● YOUR OBJECTIVE
Collect all lines from the records below that include the word "heading".

[Stored data]
-------------------------

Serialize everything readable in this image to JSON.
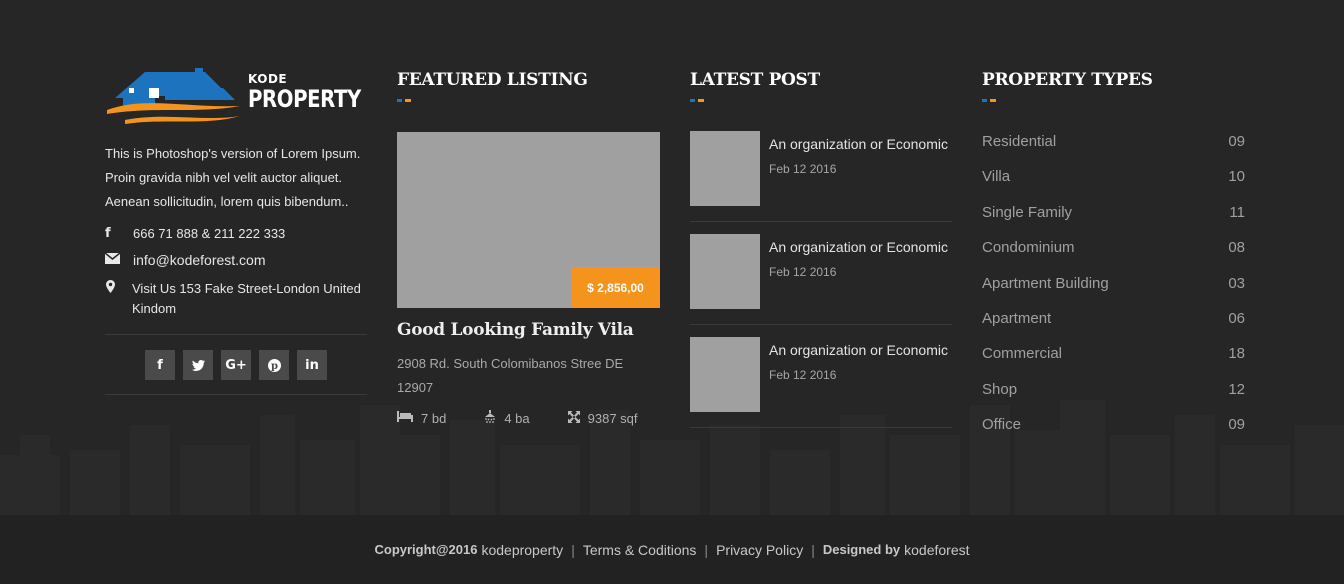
{
  "logo": {
    "word_small": "KODE",
    "word_big": "PROPERTY"
  },
  "about": {
    "text": "This is Photoshop's version of Lorem Ipsum. Proin gravida nibh vel velit auctor aliquet. Aenean sollicitudin, lorem quis bibendum..",
    "phone": "666 71 888 & 211 222 333",
    "email": "info@kodeforest.com",
    "address": "Visit Us 153 Fake Street-London United Kindom"
  },
  "social": [
    {
      "name": "facebook-icon",
      "glyph": "f"
    },
    {
      "name": "twitter-icon",
      "glyph": "t"
    },
    {
      "name": "google-plus-icon",
      "glyph": "G+"
    },
    {
      "name": "pinterest-icon",
      "glyph": "P"
    },
    {
      "name": "linkedin-icon",
      "glyph": "in"
    }
  ],
  "featured": {
    "heading": "FEATURED LISTING",
    "price": "$ 2,856,00",
    "title": "Good Looking Family Vila",
    "address": "2908 Rd. South Colomibanos Stree DE 12907",
    "beds": "7 bd",
    "baths": "4 ba",
    "area": "9387 sqf"
  },
  "latest": {
    "heading": "LATEST POST",
    "posts": [
      {
        "title": "An organization or Economic",
        "date": "Feb 12 2016"
      },
      {
        "title": "An organization or Economic",
        "date": "Feb 12 2016"
      },
      {
        "title": "An organization or Economic",
        "date": "Feb 12 2016"
      }
    ]
  },
  "types": {
    "heading": "PROPERTY TYPES",
    "items": [
      {
        "label": "Residential",
        "count": "09"
      },
      {
        "label": "Villa",
        "count": "10"
      },
      {
        "label": "Single Family",
        "count": "11"
      },
      {
        "label": "Condominium",
        "count": "08"
      },
      {
        "label": "Apartment Building",
        "count": "03"
      },
      {
        "label": "Apartment",
        "count": "06"
      },
      {
        "label": "Commercial",
        "count": "18"
      },
      {
        "label": "Shop",
        "count": "12"
      },
      {
        "label": "Office",
        "count": "09"
      }
    ]
  },
  "bottom": {
    "copyright_label": "Copyright@2016",
    "copyright_name": "kodeproperty",
    "terms": "Terms & Coditions",
    "privacy": "Privacy Policy",
    "designed_label": "Designed by",
    "designer": "kodeforest"
  },
  "colors": {
    "accent_blue": "#1e73be",
    "accent_orange": "#f5941d",
    "background": "#262626"
  }
}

-------------------------

● SOLUTION TO THIS PROBLEM
    "heading": "FEATURED LISTING",
    "heading": "LATEST POST",
    "heading": "PROPERTY TYPES",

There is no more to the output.